• [Records supplied]:
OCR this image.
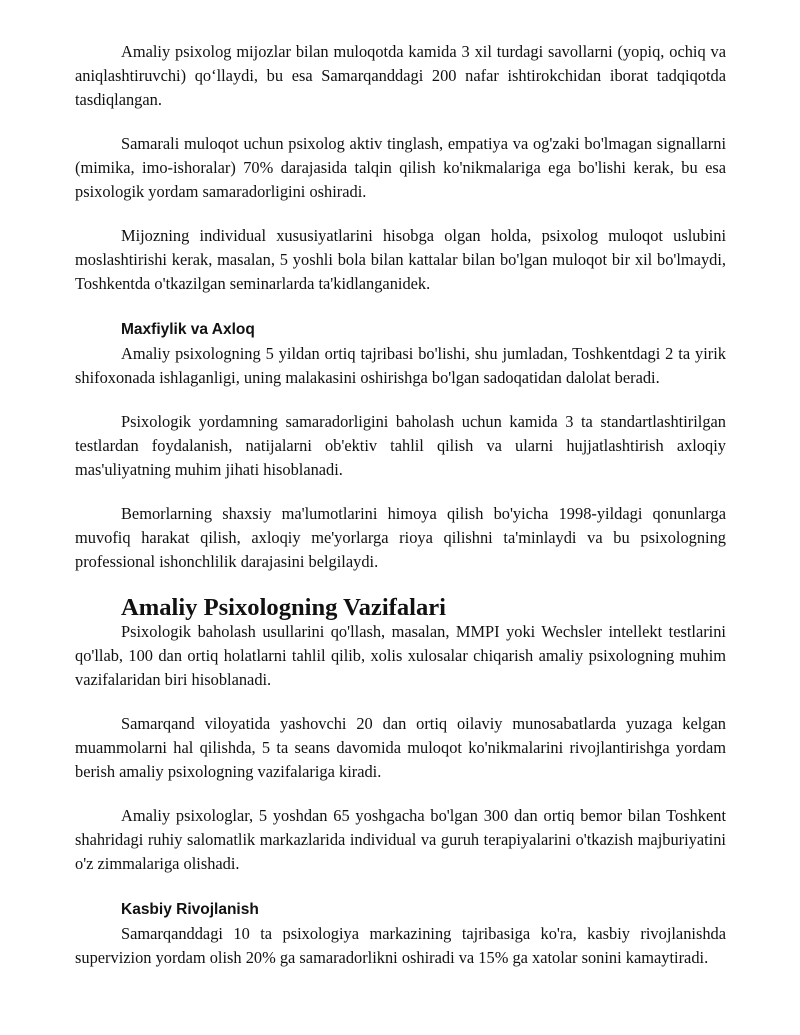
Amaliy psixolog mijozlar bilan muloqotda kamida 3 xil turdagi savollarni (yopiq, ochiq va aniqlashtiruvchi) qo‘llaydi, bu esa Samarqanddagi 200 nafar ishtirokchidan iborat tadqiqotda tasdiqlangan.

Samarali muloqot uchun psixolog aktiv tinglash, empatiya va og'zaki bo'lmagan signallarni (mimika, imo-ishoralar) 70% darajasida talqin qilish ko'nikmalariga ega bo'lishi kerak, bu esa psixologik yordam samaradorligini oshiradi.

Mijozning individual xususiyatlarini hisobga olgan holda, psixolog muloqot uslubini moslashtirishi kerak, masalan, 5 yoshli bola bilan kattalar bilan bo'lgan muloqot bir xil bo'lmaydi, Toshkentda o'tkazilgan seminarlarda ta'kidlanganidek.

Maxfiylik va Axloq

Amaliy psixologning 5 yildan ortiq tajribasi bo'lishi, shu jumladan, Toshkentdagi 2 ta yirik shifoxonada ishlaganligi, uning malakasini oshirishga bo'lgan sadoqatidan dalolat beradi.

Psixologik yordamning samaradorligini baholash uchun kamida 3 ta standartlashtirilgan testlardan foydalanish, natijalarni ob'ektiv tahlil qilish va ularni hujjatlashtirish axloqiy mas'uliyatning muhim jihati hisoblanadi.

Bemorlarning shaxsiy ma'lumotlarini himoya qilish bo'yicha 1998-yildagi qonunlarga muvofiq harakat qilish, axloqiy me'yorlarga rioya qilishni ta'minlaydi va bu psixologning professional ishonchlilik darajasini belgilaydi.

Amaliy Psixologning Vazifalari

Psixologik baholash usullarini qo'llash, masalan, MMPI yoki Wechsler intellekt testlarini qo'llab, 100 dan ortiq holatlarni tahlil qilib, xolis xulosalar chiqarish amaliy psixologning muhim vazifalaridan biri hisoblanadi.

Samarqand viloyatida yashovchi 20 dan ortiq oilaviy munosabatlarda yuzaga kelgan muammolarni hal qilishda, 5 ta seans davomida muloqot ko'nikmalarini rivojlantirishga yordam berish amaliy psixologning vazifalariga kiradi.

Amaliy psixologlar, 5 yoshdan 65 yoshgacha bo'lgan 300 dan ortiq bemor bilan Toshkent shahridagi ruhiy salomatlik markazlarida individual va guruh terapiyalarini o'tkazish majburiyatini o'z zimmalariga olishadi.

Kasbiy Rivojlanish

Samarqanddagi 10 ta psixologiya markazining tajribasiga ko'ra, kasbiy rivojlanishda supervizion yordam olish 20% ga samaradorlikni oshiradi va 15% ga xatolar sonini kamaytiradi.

---

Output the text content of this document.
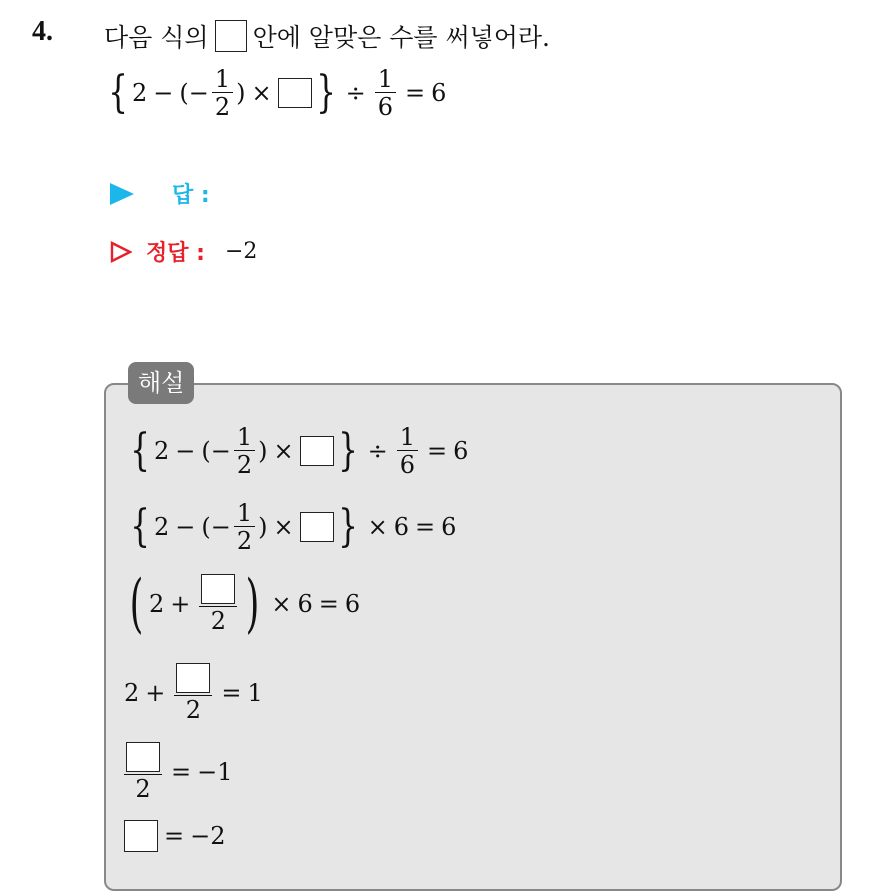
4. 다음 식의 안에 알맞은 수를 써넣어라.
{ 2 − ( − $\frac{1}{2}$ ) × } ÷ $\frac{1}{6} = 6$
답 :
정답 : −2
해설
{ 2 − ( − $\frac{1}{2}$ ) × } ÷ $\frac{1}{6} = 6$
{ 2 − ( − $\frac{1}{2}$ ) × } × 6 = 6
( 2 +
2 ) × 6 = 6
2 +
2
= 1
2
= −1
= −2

• [Exercise task]:
Where a line contains "this", copy that line.

• [Complete answer]:
OCR this image.
Output the text content of this document.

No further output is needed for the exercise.